►

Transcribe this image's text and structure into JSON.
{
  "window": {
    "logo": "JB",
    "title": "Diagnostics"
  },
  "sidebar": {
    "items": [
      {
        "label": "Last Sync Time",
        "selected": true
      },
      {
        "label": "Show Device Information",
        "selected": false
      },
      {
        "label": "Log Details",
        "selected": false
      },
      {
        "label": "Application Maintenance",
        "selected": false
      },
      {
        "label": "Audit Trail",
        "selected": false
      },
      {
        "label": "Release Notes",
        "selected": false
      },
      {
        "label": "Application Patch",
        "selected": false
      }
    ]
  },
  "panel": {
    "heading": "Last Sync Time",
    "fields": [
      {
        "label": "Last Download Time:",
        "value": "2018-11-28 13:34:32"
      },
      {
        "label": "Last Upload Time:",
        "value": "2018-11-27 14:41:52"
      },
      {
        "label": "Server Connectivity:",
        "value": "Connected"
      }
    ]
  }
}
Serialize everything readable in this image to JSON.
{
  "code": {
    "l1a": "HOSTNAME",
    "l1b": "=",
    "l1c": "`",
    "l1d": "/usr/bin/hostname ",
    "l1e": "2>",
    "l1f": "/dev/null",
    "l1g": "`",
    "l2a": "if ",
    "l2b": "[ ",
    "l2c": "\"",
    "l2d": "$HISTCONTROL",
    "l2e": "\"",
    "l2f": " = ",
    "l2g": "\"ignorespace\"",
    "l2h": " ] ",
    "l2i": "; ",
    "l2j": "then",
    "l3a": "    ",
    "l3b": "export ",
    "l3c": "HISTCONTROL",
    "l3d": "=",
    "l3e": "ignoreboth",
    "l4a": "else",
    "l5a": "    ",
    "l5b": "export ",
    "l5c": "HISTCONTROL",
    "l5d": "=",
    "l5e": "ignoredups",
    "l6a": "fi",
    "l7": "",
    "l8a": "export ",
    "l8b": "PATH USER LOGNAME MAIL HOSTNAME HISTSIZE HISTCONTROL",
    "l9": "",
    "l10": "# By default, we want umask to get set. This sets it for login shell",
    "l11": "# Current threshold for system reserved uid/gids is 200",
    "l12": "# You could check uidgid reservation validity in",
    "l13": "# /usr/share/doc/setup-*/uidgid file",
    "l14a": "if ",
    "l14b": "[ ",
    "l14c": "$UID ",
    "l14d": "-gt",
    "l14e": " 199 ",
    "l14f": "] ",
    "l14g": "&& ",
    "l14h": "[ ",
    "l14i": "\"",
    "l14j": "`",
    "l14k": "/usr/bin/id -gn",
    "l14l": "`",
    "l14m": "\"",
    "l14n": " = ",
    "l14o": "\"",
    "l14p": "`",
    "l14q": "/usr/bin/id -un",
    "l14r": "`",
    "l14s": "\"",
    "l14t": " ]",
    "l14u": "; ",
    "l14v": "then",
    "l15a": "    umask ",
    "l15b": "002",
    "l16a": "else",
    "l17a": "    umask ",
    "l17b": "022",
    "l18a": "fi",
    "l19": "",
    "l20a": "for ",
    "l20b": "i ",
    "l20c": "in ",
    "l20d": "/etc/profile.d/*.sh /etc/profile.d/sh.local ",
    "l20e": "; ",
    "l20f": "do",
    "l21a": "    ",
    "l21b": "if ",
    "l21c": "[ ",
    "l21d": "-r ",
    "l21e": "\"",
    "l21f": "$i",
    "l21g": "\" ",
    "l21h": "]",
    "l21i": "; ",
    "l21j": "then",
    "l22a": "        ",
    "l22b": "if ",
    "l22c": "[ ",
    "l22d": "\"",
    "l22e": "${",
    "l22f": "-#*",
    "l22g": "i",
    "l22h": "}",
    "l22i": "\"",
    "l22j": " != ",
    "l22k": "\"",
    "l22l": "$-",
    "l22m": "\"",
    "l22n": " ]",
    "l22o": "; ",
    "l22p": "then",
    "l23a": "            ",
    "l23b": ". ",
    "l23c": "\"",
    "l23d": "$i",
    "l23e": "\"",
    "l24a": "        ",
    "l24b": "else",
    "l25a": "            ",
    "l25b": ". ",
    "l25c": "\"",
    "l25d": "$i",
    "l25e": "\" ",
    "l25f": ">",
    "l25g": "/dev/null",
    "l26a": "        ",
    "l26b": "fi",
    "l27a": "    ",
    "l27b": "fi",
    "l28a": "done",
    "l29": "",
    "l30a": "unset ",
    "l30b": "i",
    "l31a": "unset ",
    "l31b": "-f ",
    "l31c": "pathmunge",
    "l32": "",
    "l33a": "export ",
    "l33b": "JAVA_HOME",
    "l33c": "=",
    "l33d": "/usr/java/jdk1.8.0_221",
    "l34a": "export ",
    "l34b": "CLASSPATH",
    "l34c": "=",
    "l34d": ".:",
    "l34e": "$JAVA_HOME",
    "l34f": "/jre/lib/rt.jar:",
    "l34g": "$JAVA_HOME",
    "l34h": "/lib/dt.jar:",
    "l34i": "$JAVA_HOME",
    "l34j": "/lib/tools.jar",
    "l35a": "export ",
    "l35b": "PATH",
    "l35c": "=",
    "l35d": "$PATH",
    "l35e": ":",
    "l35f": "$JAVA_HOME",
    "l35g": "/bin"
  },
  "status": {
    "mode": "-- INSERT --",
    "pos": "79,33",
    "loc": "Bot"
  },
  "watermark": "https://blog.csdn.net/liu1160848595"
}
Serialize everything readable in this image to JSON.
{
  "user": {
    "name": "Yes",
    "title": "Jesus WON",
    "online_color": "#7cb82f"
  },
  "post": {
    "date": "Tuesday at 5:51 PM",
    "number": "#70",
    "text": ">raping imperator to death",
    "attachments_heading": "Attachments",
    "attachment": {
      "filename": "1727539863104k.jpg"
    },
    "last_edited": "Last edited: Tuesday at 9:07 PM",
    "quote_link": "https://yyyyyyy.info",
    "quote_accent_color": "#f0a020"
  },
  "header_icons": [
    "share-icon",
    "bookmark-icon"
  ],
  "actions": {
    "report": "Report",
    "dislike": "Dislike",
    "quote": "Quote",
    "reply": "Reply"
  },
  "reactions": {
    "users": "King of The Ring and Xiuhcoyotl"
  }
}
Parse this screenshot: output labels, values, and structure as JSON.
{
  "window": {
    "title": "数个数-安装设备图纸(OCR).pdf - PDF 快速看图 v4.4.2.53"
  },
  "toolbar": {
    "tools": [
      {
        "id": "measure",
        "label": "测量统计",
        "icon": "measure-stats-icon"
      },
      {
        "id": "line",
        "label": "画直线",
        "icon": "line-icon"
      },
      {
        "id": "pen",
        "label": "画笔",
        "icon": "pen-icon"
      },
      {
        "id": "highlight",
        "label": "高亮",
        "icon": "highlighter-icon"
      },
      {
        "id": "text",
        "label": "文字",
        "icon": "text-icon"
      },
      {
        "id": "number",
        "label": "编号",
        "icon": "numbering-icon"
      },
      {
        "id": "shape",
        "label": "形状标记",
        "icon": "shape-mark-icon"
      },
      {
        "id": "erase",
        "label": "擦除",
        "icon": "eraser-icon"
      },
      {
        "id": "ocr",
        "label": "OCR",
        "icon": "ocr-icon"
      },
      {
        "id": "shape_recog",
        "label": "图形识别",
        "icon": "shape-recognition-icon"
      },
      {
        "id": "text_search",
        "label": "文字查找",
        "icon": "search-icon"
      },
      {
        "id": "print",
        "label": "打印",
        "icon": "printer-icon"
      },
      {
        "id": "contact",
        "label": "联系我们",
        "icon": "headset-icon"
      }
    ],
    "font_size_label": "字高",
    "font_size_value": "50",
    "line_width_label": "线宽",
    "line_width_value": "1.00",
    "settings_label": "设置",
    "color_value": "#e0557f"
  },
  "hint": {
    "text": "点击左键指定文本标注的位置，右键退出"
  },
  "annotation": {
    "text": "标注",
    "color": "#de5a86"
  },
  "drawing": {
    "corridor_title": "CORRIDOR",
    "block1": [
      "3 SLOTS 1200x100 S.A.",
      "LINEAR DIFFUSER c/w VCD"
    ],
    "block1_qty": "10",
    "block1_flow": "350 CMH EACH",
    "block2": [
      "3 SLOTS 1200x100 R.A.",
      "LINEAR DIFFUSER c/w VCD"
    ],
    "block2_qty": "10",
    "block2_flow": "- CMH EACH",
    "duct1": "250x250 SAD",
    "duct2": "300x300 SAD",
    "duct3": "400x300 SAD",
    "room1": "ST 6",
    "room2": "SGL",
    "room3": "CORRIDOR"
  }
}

◄

How many lines of the listing above include the word "https"? State the number and nothing else.

• **OUTPUT FOR THIS TASK**
2